TASK DETAILS
Every line with the string "value" should be gathered.

#### RAW DATA

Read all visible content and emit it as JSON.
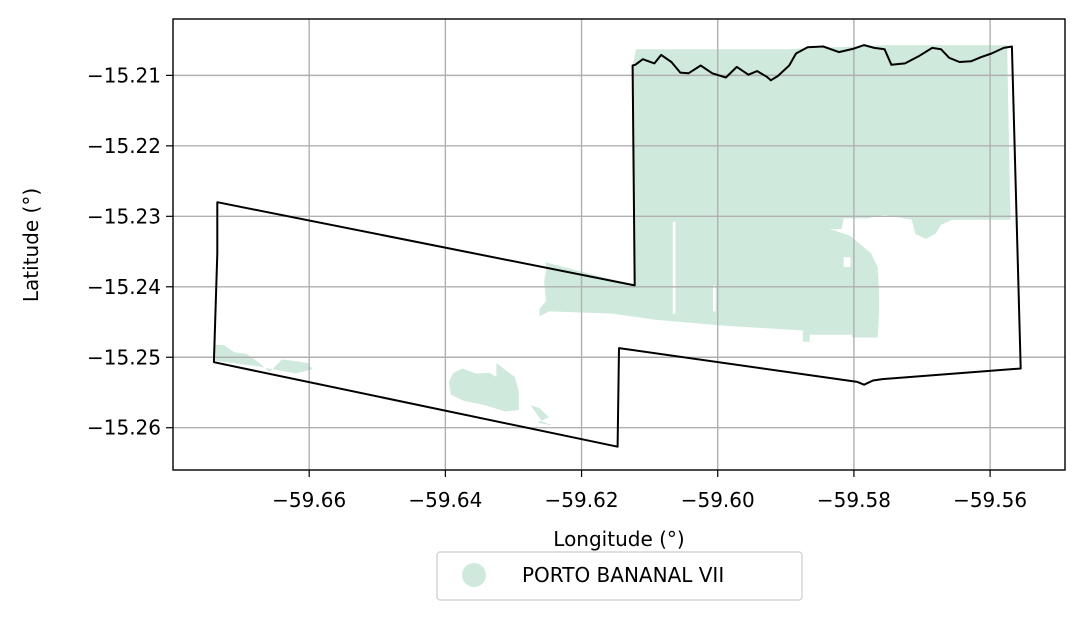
{
  "map": {
    "xlabel": "Longitude (°)",
    "ylabel": "Latitude (°)",
    "xlim": [
      -59.68,
      -59.549
    ],
    "ylim": [
      -15.266,
      -15.202
    ],
    "grid": true,
    "x_ticks": [
      {
        "value": -59.66,
        "label": "−59.66"
      },
      {
        "value": -59.64,
        "label": "−59.64"
      },
      {
        "value": -59.62,
        "label": "−59.62"
      },
      {
        "value": -59.6,
        "label": "−59.60"
      },
      {
        "value": -59.58,
        "label": "−59.58"
      },
      {
        "value": -59.56,
        "label": "−59.56"
      }
    ],
    "y_ticks": [
      {
        "value": -15.21,
        "label": "−15.21"
      },
      {
        "value": -15.22,
        "label": "−15.22"
      },
      {
        "value": -15.23,
        "label": "−15.23"
      },
      {
        "value": -15.24,
        "label": "−15.24"
      },
      {
        "value": -15.25,
        "label": "−15.25"
      },
      {
        "value": -15.26,
        "label": "−15.26"
      }
    ],
    "colors": {
      "fill": "#cfeadd",
      "boundary": "#000000",
      "grid": "#b0b0b0",
      "frame": "#000000"
    },
    "legend": {
      "placement": "below-center",
      "entries": [
        {
          "label": "PORTO BANANAL VII",
          "color": "#cfeadd",
          "marker": "circle"
        }
      ]
    },
    "boundary": [
      [
        -59.674,
        -15.2507
      ],
      [
        -59.6735,
        -15.2353
      ],
      [
        -59.6735,
        -15.228
      ],
      [
        -59.6122,
        -15.2398
      ],
      [
        -59.6125,
        -15.2086
      ],
      [
        -59.6121,
        -15.2085
      ],
      [
        -59.611,
        -15.2077
      ],
      [
        -59.6093,
        -15.2083
      ],
      [
        -59.6083,
        -15.2071
      ],
      [
        -59.6068,
        -15.2081
      ],
      [
        -59.6055,
        -15.2096
      ],
      [
        -59.6043,
        -15.2097
      ],
      [
        -59.6025,
        -15.2086
      ],
      [
        -59.6008,
        -15.2097
      ],
      [
        -59.5988,
        -15.2103
      ],
      [
        -59.5972,
        -15.2088
      ],
      [
        -59.5955,
        -15.2099
      ],
      [
        -59.5942,
        -15.2094
      ],
      [
        -59.5928,
        -15.2102
      ],
      [
        -59.5922,
        -15.2107
      ],
      [
        -59.5912,
        -15.2101
      ],
      [
        -59.5895,
        -15.2086
      ],
      [
        -59.5885,
        -15.2069
      ],
      [
        -59.5868,
        -15.206
      ],
      [
        -59.5845,
        -15.2059
      ],
      [
        -59.5822,
        -15.2067
      ],
      [
        -59.58,
        -15.2062
      ],
      [
        -59.5785,
        -15.2057
      ],
      [
        -59.577,
        -15.2061
      ],
      [
        -59.5755,
        -15.2063
      ],
      [
        -59.5745,
        -15.2085
      ],
      [
        -59.5725,
        -15.2083
      ],
      [
        -59.5705,
        -15.2073
      ],
      [
        -59.5685,
        -15.2061
      ],
      [
        -59.5672,
        -15.2063
      ],
      [
        -59.566,
        -15.2075
      ],
      [
        -59.5645,
        -15.2081
      ],
      [
        -59.5628,
        -15.208
      ],
      [
        -59.5613,
        -15.2074
      ],
      [
        -59.5598,
        -15.2069
      ],
      [
        -59.558,
        -15.2061
      ],
      [
        -59.5568,
        -15.2059
      ],
      [
        -59.5555,
        -15.2516
      ],
      [
        -59.5758,
        -15.2531
      ],
      [
        -59.5772,
        -15.2533
      ],
      [
        -59.5785,
        -15.2539
      ],
      [
        -59.5795,
        -15.2535
      ],
      [
        -59.6145,
        -15.2487
      ],
      [
        -59.6147,
        -15.2627
      ],
      [
        -59.674,
        -15.2507
      ]
    ],
    "fill_regions": [
      [
        [
          -59.6125,
          -15.2087
        ],
        [
          -59.612,
          -15.2063
        ],
        [
          -59.59,
          -15.2063
        ],
        [
          -59.575,
          -15.2057
        ],
        [
          -59.5575,
          -15.2057
        ],
        [
          -59.557,
          -15.2305
        ],
        [
          -59.5655,
          -15.2305
        ],
        [
          -59.5672,
          -15.2312
        ],
        [
          -59.568,
          -15.2325
        ],
        [
          -59.5695,
          -15.2332
        ],
        [
          -59.571,
          -15.2325
        ],
        [
          -59.5715,
          -15.2305
        ],
        [
          -59.5755,
          -15.2298
        ],
        [
          -59.578,
          -15.2303
        ],
        [
          -59.5815,
          -15.2303
        ],
        [
          -59.5818,
          -15.2318
        ],
        [
          -59.5835,
          -15.2318
        ],
        [
          -59.5805,
          -15.2328
        ],
        [
          -59.5788,
          -15.2342
        ],
        [
          -59.5775,
          -15.2352
        ],
        [
          -59.5765,
          -15.2372
        ],
        [
          -59.5763,
          -15.2407
        ],
        [
          -59.5763,
          -15.2435
        ],
        [
          -59.5765,
          -15.2472
        ],
        [
          -59.5803,
          -15.2472
        ],
        [
          -59.5803,
          -15.2468
        ],
        [
          -59.5865,
          -15.2468
        ],
        [
          -59.5865,
          -15.2478
        ],
        [
          -59.5875,
          -15.2478
        ],
        [
          -59.5875,
          -15.2462
        ],
        [
          -59.5995,
          -15.2455
        ],
        [
          -59.609,
          -15.2447
        ],
        [
          -59.6155,
          -15.2438
        ],
        [
          -59.6248,
          -15.2435
        ],
        [
          -59.6262,
          -15.2442
        ],
        [
          -59.6262,
          -15.2432
        ],
        [
          -59.6252,
          -15.242
        ],
        [
          -59.6255,
          -15.2392
        ],
        [
          -59.6252,
          -15.2378
        ],
        [
          -59.6252,
          -15.2368
        ],
        [
          -59.6254,
          -15.2365
        ],
        [
          -59.6122,
          -15.2398
        ],
        [
          -59.6125,
          -15.2087
        ]
      ],
      [
        [
          -59.6738,
          -15.2482
        ],
        [
          -59.6725,
          -15.2483
        ],
        [
          -59.671,
          -15.2493
        ],
        [
          -59.6692,
          -15.2495
        ],
        [
          -59.6672,
          -15.2509
        ],
        [
          -59.6658,
          -15.2521
        ],
        [
          -59.664,
          -15.2503
        ],
        [
          -59.6602,
          -15.2508
        ],
        [
          -59.6595,
          -15.2517
        ],
        [
          -59.662,
          -15.2523
        ],
        [
          -59.6675,
          -15.2513
        ],
        [
          -59.6738,
          -15.2505
        ]
      ],
      [
        [
          -59.6388,
          -15.2522
        ],
        [
          -59.6375,
          -15.2516
        ],
        [
          -59.6355,
          -15.2523
        ],
        [
          -59.6335,
          -15.2522
        ],
        [
          -59.6325,
          -15.2528
        ],
        [
          -59.6325,
          -15.2508
        ],
        [
          -59.6312,
          -15.2518
        ],
        [
          -59.6298,
          -15.2528
        ],
        [
          -59.6292,
          -15.2549
        ],
        [
          -59.6292,
          -15.2575
        ],
        [
          -59.6312,
          -15.2577
        ],
        [
          -59.6342,
          -15.2568
        ],
        [
          -59.6373,
          -15.2562
        ],
        [
          -59.6392,
          -15.2553
        ],
        [
          -59.6395,
          -15.2535
        ],
        [
          -59.6388,
          -15.2522
        ]
      ],
      [
        [
          -59.6275,
          -15.2568
        ],
        [
          -59.6262,
          -15.2572
        ],
        [
          -59.6248,
          -15.2585
        ],
        [
          -59.6265,
          -15.2593
        ],
        [
          -59.6242,
          -15.2597
        ],
        [
          -59.6258,
          -15.2591
        ],
        [
          -59.6275,
          -15.2568
        ]
      ]
    ],
    "holes": [
      [
        [
          -59.6062,
          -15.2308
        ],
        [
          -59.6062,
          -15.2438
        ],
        [
          -59.6066,
          -15.2438
        ],
        [
          -59.6066,
          -15.2308
        ],
        [
          -59.6062,
          -15.2308
        ]
      ],
      [
        [
          -59.6003,
          -15.2398
        ],
        [
          -59.6003,
          -15.2435
        ],
        [
          -59.6007,
          -15.2435
        ],
        [
          -59.6007,
          -15.2398
        ],
        [
          -59.6003,
          -15.2398
        ]
      ],
      [
        [
          -59.5805,
          -15.2358
        ],
        [
          -59.5805,
          -15.2372
        ],
        [
          -59.5815,
          -15.2372
        ],
        [
          -59.5815,
          -15.2358
        ],
        [
          -59.5805,
          -15.2358
        ]
      ]
    ]
  }
}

########

TASK RESPONSE
        "value": -59.66,
        "value": -59.64,
        "value": -59.62,
        "value": -59.6,
        "value": -59.58,
        "value": -59.56,
        "value": -15.21,
        "value": -15.22,
        "value": -15.23,
        "value": -15.24,
        "value": -15.25,
        "value": -15.26,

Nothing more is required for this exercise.